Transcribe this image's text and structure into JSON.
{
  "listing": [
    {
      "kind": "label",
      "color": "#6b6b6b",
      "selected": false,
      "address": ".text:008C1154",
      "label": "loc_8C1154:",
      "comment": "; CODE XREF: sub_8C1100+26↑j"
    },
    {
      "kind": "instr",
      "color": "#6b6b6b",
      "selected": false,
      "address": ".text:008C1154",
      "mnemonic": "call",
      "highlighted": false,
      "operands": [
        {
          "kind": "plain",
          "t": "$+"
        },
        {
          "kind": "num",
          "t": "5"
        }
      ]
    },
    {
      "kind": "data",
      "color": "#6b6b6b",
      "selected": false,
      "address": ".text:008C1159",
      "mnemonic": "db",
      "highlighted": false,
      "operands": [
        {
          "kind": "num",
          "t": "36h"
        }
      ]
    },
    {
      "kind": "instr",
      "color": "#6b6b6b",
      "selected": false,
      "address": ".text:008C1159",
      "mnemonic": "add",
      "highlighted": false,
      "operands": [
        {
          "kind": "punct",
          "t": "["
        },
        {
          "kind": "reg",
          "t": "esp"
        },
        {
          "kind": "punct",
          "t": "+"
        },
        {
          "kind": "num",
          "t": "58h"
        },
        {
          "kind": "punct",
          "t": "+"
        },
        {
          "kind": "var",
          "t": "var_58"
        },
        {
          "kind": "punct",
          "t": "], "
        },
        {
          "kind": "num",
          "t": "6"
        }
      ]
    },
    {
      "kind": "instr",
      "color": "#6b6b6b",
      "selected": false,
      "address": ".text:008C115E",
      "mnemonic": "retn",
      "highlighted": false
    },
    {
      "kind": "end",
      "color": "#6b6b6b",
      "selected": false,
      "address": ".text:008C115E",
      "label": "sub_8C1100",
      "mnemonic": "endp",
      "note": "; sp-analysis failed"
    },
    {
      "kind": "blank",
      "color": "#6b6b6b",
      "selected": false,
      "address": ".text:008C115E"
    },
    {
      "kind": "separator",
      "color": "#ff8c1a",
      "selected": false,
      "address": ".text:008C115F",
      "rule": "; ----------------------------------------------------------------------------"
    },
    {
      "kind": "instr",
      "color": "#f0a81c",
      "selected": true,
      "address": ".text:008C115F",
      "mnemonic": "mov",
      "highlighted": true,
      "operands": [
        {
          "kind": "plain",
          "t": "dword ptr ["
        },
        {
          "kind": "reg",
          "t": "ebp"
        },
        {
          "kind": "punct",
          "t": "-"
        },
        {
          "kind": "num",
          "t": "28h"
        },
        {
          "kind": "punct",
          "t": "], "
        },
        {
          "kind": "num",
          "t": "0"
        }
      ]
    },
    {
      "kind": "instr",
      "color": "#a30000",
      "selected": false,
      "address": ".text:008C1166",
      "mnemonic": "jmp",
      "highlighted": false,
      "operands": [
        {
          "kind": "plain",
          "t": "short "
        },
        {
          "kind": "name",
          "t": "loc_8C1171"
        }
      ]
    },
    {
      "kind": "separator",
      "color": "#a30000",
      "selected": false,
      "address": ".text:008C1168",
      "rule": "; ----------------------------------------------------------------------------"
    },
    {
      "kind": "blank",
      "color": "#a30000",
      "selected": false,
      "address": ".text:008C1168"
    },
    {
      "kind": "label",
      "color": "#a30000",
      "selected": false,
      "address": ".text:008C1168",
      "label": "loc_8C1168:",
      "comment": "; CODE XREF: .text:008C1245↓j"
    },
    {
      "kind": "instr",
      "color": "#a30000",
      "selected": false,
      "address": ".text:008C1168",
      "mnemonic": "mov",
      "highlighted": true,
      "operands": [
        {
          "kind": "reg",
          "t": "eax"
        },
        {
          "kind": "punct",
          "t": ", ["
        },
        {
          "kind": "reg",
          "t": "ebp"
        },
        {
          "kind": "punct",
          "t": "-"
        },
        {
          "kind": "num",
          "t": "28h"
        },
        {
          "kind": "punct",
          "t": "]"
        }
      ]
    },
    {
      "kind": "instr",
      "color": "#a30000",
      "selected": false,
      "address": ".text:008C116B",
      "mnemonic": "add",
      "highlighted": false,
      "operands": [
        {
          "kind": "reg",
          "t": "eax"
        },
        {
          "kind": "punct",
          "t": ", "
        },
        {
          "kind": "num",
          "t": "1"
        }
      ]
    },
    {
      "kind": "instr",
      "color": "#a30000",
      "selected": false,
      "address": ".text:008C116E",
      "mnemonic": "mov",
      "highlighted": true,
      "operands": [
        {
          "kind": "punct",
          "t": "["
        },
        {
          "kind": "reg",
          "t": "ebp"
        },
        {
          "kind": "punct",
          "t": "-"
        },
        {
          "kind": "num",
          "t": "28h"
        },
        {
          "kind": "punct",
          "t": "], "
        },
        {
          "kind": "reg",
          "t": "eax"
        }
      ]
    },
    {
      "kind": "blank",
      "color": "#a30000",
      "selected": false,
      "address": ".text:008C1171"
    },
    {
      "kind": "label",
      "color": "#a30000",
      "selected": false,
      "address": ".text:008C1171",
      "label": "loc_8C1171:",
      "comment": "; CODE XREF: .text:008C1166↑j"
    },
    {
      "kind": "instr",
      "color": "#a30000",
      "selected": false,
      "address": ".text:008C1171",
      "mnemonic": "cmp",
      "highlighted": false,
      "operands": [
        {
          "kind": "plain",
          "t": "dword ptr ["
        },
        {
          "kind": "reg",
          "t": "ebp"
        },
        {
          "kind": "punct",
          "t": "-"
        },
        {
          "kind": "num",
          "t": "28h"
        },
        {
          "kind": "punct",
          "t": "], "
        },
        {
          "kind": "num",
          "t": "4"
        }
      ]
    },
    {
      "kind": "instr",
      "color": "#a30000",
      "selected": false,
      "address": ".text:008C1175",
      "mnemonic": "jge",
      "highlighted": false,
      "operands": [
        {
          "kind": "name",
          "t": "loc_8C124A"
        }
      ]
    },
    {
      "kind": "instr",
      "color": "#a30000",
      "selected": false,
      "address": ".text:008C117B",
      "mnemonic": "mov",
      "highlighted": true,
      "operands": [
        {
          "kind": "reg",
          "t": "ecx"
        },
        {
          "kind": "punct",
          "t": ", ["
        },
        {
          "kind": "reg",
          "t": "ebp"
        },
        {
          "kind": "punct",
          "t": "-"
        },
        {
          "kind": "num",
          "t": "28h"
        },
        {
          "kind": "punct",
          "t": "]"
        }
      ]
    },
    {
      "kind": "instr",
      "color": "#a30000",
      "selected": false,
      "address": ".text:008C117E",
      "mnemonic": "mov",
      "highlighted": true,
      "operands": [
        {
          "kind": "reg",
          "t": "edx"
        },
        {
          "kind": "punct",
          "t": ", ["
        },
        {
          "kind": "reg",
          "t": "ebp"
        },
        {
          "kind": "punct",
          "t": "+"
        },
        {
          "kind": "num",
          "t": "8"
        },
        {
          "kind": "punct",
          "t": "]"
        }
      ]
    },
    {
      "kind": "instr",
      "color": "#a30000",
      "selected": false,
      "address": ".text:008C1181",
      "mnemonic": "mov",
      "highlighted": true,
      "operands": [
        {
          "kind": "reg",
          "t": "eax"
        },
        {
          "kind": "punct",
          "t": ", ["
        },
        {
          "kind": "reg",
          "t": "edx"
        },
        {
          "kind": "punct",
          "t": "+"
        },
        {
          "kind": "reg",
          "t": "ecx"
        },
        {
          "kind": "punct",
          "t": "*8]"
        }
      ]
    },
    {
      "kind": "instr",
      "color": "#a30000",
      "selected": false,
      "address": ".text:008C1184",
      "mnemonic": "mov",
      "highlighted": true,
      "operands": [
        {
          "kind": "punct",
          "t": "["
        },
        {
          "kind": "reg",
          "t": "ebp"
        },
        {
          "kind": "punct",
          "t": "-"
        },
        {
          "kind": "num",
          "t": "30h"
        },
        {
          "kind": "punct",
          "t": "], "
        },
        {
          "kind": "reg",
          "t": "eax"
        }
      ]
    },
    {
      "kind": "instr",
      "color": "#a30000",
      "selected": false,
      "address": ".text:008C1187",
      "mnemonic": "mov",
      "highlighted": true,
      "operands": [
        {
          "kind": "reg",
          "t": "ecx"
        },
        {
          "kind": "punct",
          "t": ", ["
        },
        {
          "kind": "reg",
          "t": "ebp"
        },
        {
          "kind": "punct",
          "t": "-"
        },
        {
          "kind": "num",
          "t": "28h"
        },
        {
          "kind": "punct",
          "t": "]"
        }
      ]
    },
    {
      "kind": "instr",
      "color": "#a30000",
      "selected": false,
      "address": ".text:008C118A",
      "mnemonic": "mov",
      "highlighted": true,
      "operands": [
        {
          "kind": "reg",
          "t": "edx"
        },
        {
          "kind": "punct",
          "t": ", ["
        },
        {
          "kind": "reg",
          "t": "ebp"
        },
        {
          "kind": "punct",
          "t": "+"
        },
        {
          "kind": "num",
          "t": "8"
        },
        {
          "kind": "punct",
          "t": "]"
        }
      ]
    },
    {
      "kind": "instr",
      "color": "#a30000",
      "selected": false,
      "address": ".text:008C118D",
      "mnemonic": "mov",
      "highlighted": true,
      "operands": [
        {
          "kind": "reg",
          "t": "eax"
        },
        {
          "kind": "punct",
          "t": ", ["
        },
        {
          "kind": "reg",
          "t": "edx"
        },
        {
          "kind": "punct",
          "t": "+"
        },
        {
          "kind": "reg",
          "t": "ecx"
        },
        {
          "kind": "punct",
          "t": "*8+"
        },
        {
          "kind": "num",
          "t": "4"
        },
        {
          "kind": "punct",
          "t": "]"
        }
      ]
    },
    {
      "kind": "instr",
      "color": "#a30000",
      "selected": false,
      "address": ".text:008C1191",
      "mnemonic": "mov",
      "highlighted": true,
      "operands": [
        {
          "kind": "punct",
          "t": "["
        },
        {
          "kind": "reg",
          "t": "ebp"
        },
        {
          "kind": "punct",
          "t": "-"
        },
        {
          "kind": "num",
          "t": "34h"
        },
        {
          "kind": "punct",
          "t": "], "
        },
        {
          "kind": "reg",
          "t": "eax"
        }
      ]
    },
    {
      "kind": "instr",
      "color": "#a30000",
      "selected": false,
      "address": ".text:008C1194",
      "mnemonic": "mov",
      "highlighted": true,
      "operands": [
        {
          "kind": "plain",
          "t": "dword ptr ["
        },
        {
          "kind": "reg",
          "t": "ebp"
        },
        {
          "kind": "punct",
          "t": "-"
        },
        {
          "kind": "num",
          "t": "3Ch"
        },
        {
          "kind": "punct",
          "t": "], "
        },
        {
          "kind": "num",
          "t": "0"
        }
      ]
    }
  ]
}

========================================

- **TO DO**:
List the lines that contain the word "comment".

- **SOLUTION FOR THIS TASK**:
      "comment": "; CODE XREF: sub_8C1100+26↑j"
      "comment": "; CODE XREF: .text:008C1245↓j"
      "comment": "; CODE XREF: .text:008C1166↑j"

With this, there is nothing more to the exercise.